▼
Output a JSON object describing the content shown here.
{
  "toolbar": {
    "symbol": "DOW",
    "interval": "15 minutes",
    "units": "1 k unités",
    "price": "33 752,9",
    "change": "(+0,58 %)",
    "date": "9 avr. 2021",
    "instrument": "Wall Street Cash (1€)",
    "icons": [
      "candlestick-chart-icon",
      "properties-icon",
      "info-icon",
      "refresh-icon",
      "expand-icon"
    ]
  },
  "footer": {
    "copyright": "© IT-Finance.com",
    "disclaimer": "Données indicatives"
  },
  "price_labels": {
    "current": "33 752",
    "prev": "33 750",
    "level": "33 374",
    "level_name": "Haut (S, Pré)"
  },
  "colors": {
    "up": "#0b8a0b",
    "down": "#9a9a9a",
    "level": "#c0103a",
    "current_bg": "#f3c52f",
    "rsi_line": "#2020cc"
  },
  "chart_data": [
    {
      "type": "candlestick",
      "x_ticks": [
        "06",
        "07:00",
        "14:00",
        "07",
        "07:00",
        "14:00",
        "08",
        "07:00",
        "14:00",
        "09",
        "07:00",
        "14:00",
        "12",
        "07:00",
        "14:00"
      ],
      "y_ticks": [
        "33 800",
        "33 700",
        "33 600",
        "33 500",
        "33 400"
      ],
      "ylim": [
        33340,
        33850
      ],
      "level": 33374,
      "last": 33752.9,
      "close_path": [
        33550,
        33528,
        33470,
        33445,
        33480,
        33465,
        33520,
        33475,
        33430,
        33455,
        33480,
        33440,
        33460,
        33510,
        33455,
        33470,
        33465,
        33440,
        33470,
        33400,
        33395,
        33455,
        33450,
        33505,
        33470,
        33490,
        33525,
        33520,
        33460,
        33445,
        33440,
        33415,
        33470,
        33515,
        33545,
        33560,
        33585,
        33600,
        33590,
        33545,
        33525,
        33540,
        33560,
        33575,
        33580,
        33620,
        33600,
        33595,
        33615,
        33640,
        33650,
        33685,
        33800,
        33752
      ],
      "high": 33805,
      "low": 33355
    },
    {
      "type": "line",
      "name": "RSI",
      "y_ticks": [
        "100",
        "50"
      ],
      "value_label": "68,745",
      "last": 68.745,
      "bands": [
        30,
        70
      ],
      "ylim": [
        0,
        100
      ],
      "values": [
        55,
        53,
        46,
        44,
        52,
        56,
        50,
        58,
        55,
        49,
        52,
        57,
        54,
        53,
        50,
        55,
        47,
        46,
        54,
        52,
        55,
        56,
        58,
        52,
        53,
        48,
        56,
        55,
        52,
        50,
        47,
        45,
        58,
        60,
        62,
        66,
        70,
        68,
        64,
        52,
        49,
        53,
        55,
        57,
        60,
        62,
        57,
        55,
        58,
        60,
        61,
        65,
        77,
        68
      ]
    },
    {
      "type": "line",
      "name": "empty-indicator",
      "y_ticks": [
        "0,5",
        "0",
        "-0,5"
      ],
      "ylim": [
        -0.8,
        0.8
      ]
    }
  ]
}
▲
> _Task to complete_: Quote each line of the data above exactly as written.

> _Completed task_:
Output a JSON object describing the content shown here.
{
  "toolbar": {
    "symbol": "DOW",
    "interval": "15 minutes",
    "units": "1 k unités",
    "price": "33 752,9",
    "change": "(+0,58 %)",
    "date": "9 avr. 2021",
    "instrument": "Wall Street Cash (1€)",
    "icons": [
      "candlestick-chart-icon",
      "properties-icon",
      "info-icon",
      "refresh-icon",
      "expand-icon"
    ]
  },
  "footer": {
    "copyright": "© IT-Finance.com",
    "disclaimer": "Données indicatives"
  },
  "price_labels": {
    "current": "33 752",
    "prev": "33 750",
    "level": "33 374",
    "level_name": "Haut (S, Pré)"
  },
  "colors": {
    "up": "#0b8a0b",
    "down": "#9a9a9a",
    "level": "#c0103a",
    "current_bg": "#f3c52f",
    "rsi_line": "#2020cc"
  },
  "chart_data": [
    {
      "type": "candlestick",
      "x_ticks": [
        "06",
        "07:00",
        "14:00",
        "07",
        "07:00",
        "14:00",
        "08",
        "07:00",
        "14:00",
        "09",
        "07:00",
        "14:00",
        "12",
        "07:00",
        "14:00"
      ],
      "y_ticks": [
        "33 800",
        "33 700",
        "33 600",
        "33 500",
        "33 400"
      ],
      "ylim": [
        33340,
        33850
      ],
      "level": 33374,
      "last": 33752.9,
      "close_path": [
        33550,
        33528,
        33470,
        33445,
        33480,
        33465,
        33520,
        33475,
        33430,
        33455,
        33480,
        33440,
        33460,
        33510,
        33455,
        33470,
        33465,
        33440,
        33470,
        33400,
        33395,
        33455,
        33450,
        33505,
        33470,
        33490,
        33525,
        33520,
        33460,
        33445,
        33440,
        33415,
        33470,
        33515,
        33545,
        33560,
        33585,
        33600,
        33590,
        33545,
        33525,
        33540,
        33560,
        33575,
        33580,
        33620,
        33600,
        33595,
        33615,
        33640,
        33650,
        33685,
        33800,
        33752
      ],
      "high": 33805,
      "low": 33355
    },
    {
      "type": "line",
      "name": "RSI",
      "y_ticks": [
        "100",
        "50"
      ],
      "value_label": "68,745",
      "last": 68.745,
      "bands": [
        30,
        70
      ],
      "ylim": [
        0,
        100
      ],
      "values": [
        55,
        53,
        46,
        44,
        52,
        56,
        50,
        58,
        55,
        49,
        52,
        57,
        54,
        53,
        50,
        55,
        47,
        46,
        54,
        52,
        55,
        56,
        58,
        52,
        53,
        48,
        56,
        55,
        52,
        50,
        47,
        45,
        58,
        60,
        62,
        66,
        70,
        68,
        64,
        52,
        49,
        53,
        55,
        57,
        60,
        62,
        57,
        55,
        58,
        60,
        61,
        65,
        77,
        68
      ]
    },
    {
      "type": "line",
      "name": "empty-indicator",
      "y_ticks": [
        "0,5",
        "0",
        "-0,5"
      ],
      "ylim": [
        -0.8,
        0.8
      ]
    }
  ]
}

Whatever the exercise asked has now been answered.